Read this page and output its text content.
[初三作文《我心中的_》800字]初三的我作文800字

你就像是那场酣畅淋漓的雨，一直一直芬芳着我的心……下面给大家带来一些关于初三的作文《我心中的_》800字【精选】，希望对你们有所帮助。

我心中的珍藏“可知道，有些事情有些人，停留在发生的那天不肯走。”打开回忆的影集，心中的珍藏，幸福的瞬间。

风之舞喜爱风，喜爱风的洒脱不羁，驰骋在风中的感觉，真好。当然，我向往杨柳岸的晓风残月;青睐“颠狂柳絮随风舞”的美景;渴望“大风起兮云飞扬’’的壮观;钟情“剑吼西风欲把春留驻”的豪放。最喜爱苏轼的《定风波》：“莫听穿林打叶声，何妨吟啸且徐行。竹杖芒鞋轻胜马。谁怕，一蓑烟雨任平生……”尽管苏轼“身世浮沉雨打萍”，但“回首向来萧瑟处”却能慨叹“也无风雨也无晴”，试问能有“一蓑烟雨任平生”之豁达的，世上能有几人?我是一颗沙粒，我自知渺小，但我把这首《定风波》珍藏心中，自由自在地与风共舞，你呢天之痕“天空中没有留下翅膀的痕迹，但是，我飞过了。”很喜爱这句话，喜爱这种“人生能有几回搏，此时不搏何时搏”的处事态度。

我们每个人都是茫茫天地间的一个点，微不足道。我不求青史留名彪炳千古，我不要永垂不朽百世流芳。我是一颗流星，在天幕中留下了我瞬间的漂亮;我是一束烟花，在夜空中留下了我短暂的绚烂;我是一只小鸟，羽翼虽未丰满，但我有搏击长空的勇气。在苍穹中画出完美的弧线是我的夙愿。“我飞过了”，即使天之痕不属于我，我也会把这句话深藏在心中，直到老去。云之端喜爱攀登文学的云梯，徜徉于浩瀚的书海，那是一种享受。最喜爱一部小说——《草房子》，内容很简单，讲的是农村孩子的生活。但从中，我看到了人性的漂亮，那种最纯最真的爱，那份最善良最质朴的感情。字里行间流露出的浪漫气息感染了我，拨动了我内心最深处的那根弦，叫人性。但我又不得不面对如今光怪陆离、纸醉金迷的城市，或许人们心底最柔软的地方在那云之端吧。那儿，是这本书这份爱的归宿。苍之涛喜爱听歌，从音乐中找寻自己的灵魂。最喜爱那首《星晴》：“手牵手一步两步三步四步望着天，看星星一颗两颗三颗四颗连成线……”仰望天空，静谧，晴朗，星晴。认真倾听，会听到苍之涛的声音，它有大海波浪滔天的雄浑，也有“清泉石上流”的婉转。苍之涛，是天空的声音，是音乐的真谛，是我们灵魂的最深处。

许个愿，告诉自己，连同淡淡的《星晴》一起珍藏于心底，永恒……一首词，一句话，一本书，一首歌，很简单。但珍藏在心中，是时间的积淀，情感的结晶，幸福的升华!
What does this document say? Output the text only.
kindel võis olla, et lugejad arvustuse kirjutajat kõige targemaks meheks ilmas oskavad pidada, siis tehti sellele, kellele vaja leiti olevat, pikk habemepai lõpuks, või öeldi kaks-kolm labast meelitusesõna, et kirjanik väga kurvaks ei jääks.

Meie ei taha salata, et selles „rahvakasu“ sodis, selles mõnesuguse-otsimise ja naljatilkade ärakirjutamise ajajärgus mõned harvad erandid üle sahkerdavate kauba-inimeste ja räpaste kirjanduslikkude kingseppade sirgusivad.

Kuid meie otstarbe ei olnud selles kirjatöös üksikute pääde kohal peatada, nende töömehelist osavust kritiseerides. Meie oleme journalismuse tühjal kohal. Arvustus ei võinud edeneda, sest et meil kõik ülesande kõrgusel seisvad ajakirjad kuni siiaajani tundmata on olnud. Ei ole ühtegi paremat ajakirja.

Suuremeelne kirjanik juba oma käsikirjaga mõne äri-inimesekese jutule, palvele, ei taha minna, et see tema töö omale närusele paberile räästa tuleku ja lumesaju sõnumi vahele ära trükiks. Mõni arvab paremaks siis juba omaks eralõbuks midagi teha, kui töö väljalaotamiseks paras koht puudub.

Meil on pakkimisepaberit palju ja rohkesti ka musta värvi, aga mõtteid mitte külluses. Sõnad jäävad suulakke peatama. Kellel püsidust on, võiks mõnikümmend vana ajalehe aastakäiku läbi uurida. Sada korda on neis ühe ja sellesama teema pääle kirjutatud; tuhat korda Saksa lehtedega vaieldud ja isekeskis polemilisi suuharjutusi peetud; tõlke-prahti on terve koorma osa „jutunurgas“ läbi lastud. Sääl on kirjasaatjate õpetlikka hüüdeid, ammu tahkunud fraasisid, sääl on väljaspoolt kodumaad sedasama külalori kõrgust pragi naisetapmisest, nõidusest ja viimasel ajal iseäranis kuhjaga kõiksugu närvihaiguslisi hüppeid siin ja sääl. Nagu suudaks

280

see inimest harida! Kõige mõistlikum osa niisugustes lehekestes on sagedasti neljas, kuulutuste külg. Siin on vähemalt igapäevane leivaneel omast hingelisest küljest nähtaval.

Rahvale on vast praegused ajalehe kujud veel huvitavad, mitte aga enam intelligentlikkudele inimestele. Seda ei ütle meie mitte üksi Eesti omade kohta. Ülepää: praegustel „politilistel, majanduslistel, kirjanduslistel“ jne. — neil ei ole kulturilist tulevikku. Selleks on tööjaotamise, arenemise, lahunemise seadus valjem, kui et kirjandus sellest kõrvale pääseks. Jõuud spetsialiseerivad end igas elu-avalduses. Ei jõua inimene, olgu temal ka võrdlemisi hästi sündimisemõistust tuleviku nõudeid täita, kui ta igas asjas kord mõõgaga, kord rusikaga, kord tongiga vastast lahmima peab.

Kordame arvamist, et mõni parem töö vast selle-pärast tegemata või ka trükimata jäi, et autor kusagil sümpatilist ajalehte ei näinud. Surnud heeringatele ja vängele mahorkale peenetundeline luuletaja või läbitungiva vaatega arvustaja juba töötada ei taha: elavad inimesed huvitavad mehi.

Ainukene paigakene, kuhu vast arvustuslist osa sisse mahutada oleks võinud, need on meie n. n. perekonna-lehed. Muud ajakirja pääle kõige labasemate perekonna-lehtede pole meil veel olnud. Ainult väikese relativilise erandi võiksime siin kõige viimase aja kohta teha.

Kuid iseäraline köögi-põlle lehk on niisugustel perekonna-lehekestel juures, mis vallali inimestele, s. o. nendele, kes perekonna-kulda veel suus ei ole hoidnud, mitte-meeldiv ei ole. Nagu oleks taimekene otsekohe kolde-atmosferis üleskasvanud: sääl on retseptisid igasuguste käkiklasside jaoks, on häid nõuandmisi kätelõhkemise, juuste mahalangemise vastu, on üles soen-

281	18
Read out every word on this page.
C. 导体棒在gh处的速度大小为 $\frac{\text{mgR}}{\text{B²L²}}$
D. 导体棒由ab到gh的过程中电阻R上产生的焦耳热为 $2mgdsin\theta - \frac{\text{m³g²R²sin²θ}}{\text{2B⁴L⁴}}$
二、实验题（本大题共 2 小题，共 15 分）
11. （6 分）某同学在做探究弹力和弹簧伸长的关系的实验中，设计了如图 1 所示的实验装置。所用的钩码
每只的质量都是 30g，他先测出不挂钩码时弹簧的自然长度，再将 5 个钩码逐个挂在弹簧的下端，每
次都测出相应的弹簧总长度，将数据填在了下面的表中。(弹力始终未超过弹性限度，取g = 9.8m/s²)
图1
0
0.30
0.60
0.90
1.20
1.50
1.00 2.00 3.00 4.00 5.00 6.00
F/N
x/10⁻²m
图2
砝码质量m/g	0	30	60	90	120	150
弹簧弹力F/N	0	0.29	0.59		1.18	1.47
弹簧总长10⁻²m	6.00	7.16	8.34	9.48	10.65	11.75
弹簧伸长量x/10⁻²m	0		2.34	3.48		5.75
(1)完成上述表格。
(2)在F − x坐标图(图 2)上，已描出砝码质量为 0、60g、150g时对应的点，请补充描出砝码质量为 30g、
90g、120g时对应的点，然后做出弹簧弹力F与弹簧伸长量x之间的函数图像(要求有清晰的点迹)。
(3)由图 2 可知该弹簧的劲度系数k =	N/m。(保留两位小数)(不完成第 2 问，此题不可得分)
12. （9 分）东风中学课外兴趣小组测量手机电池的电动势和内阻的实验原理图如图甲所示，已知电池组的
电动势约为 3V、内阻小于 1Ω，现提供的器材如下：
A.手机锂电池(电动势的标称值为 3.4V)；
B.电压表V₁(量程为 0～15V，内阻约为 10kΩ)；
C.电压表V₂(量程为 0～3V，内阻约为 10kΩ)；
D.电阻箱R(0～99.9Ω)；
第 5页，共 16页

*-*-*

**Task requirements:**
Copy out each line of the data containing the string "Read".

**The answer:**
Read this page and output its text content.
Read out every word on this page.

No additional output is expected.